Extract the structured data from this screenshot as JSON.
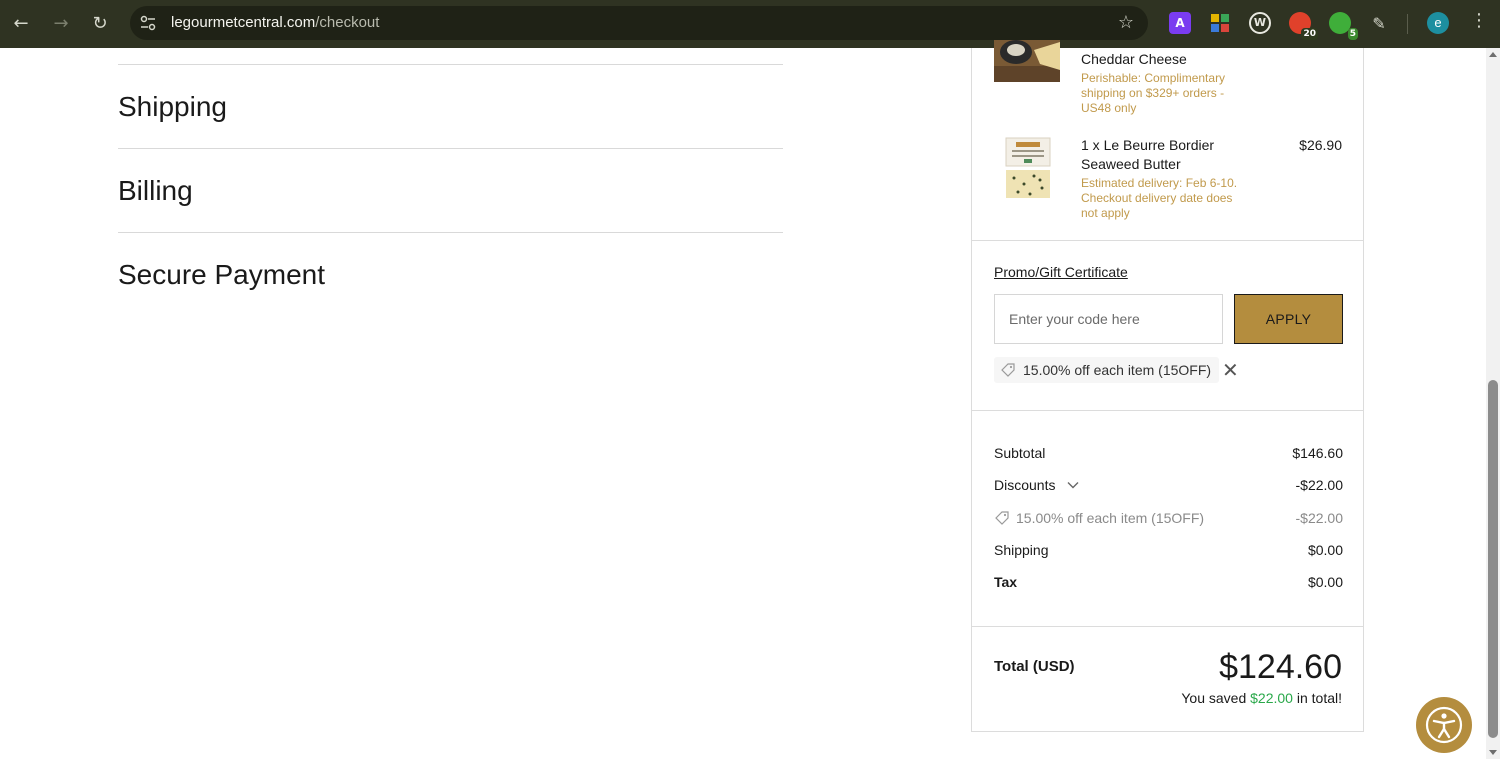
{
  "browser": {
    "url_host": "legourmetcentral.com",
    "url_path": "/checkout",
    "extensions": [
      {
        "name": "ext-a",
        "glyph": "A",
        "color": "#7a3cf0"
      },
      {
        "name": "ext-grid",
        "glyph": "",
        "color": "#e3b400"
      },
      {
        "name": "ext-w",
        "glyph": "W",
        "color": "#222222"
      },
      {
        "name": "ext-red",
        "glyph": "",
        "color": "#e0412b",
        "badge": "20"
      },
      {
        "name": "ext-green",
        "glyph": "",
        "color": "#3fae3a",
        "badge": "5"
      }
    ],
    "profile_initial": "e"
  },
  "steps": [
    "Shipping",
    "Billing",
    "Secure Payment"
  ],
  "items": [
    {
      "name": "Cheddar Cheese",
      "note": "Perishable: Complimentary shipping on $329+ orders - US48 only",
      "price": ""
    },
    {
      "name": "1 x Le Beurre Bordier Seaweed Butter",
      "note": "Estimated delivery: Feb 6-10. Checkout delivery date does not apply",
      "price": "$26.90"
    }
  ],
  "promo": {
    "label": "Promo/Gift Certificate",
    "placeholder": "Enter your code here",
    "apply_label": "APPLY",
    "applied": "15.00% off each item (15OFF)"
  },
  "totals": {
    "subtotal_label": "Subtotal",
    "subtotal": "$146.60",
    "discounts_label": "Discounts",
    "discounts": "-$22.00",
    "discount_detail_label": "15.00% off each item (15OFF)",
    "discount_detail": "-$22.00",
    "shipping_label": "Shipping",
    "shipping": "$0.00",
    "tax_label": "Tax",
    "tax": "$0.00",
    "total_label": "Total (USD)",
    "total": "$124.60",
    "saved_prefix": "You saved",
    "saved_amount": "$22.00",
    "saved_suffix": "in total!"
  },
  "colors": {
    "chrome": "#2f3322",
    "accent_gold": "#b48d3e",
    "note_gold": "#c19a4c",
    "saved_green": "#2aa84a"
  }
}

====================

**Request:**
Look through the records and gather every line containing "each".

**Task solution:**
    "applied": "15.00% off each item (15OFF)"
    "discount_detail_label": "15.00% off each item (15OFF)",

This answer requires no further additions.